╔══

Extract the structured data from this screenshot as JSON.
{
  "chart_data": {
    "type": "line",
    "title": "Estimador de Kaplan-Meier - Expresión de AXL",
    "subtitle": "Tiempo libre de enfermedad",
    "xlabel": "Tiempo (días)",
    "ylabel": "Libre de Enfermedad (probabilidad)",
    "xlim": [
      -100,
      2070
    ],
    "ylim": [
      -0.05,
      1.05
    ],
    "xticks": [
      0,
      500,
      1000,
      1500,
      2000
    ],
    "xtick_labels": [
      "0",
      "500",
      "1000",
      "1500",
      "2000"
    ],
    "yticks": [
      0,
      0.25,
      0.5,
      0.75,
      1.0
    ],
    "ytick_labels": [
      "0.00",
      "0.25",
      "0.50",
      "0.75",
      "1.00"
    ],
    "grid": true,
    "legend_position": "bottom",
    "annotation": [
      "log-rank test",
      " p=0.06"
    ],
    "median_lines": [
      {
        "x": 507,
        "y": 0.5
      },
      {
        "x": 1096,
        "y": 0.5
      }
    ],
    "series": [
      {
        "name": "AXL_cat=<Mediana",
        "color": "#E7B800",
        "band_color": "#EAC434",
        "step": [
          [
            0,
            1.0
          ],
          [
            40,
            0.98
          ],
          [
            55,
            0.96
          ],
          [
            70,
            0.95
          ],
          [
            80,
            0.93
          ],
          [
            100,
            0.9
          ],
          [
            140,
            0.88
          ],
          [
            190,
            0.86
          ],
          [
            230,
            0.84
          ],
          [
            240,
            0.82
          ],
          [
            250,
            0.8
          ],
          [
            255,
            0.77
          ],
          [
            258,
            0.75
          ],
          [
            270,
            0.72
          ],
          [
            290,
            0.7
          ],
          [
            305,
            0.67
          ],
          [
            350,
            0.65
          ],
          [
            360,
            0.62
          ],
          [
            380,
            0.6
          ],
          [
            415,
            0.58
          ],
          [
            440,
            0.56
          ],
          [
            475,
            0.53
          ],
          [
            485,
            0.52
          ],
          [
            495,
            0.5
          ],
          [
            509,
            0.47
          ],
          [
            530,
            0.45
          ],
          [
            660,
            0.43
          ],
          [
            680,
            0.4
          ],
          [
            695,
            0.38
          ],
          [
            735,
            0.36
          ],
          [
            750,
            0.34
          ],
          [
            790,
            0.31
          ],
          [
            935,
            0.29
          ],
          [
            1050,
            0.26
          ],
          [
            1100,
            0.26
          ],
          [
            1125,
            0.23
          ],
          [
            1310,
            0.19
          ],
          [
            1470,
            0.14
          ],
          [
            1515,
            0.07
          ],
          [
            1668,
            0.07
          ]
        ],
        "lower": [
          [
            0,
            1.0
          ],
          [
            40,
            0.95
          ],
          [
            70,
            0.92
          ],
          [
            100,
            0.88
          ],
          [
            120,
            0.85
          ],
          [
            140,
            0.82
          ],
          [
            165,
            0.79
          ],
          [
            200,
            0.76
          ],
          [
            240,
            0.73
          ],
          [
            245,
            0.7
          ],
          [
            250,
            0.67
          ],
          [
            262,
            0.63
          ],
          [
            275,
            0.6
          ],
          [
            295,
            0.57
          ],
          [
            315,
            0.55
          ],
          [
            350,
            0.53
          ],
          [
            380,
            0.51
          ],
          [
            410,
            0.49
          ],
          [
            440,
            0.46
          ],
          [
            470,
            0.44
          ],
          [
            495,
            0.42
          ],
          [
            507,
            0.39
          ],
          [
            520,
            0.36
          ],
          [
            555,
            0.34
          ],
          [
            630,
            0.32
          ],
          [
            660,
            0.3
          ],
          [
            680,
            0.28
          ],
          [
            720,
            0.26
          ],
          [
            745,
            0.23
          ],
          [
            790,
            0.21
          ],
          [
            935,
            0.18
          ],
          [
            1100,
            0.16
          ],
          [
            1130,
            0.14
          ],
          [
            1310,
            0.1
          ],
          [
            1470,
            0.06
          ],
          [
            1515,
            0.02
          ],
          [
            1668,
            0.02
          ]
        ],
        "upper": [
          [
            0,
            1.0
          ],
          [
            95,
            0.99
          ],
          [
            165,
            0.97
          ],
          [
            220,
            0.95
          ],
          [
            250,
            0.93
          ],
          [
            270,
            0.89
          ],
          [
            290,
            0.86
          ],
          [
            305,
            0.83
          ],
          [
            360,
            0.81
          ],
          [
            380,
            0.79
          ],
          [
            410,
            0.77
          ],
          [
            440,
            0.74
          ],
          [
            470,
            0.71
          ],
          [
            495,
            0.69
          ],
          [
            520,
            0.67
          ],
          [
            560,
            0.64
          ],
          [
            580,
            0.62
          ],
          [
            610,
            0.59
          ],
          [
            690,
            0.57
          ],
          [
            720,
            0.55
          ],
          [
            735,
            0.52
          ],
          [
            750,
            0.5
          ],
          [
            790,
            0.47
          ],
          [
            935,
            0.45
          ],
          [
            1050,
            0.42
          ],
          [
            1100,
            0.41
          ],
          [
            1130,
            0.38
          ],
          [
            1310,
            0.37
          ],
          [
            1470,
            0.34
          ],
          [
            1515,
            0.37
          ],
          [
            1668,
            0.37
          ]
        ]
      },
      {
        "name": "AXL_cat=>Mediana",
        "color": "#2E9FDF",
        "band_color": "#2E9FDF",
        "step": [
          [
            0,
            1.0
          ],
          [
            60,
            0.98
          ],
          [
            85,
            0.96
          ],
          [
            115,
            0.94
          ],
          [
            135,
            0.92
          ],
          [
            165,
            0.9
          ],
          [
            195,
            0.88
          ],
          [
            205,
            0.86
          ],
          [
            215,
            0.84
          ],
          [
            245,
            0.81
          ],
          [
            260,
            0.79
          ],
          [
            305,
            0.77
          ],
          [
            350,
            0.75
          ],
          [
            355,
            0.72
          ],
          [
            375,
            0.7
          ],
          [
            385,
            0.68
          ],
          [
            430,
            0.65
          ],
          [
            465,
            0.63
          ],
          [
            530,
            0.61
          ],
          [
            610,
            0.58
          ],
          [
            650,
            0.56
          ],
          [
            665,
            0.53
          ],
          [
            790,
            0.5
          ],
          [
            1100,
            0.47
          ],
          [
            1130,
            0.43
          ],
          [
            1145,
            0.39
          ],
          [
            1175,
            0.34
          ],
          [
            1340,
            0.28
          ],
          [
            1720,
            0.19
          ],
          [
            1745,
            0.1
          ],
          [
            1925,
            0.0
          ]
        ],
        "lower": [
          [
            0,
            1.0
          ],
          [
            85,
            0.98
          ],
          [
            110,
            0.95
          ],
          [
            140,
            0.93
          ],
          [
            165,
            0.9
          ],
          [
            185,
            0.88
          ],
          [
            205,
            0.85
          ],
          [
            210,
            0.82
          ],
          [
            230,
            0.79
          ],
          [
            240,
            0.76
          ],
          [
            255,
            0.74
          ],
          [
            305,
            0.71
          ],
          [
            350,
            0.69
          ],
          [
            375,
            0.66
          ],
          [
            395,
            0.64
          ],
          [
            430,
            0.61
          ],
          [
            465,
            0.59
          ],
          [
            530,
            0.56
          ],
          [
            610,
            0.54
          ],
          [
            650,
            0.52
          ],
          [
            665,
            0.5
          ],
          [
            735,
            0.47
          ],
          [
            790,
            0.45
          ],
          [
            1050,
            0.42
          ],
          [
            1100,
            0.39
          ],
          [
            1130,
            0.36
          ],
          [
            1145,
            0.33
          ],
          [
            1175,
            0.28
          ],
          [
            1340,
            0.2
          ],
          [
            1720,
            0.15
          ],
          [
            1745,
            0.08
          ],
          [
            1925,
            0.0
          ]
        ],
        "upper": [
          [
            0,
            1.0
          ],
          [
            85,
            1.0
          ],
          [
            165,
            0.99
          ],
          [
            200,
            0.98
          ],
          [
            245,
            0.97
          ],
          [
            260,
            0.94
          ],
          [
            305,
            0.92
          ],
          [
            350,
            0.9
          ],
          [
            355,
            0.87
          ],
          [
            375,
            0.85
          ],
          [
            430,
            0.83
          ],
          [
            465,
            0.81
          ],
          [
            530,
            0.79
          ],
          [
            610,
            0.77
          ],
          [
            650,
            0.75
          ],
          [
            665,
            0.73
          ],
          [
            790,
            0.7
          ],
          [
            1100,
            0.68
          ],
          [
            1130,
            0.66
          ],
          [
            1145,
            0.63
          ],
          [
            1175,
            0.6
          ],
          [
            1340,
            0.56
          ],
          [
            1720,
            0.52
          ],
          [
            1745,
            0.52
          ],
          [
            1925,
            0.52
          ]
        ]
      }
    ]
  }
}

╚══

- Written exercise:
Pull out every line of the entries that includes the word "name".

- Answer to the problem:
        "name": "AXL_cat=<Mediana",
        "name": "AXL_cat=>Mediana",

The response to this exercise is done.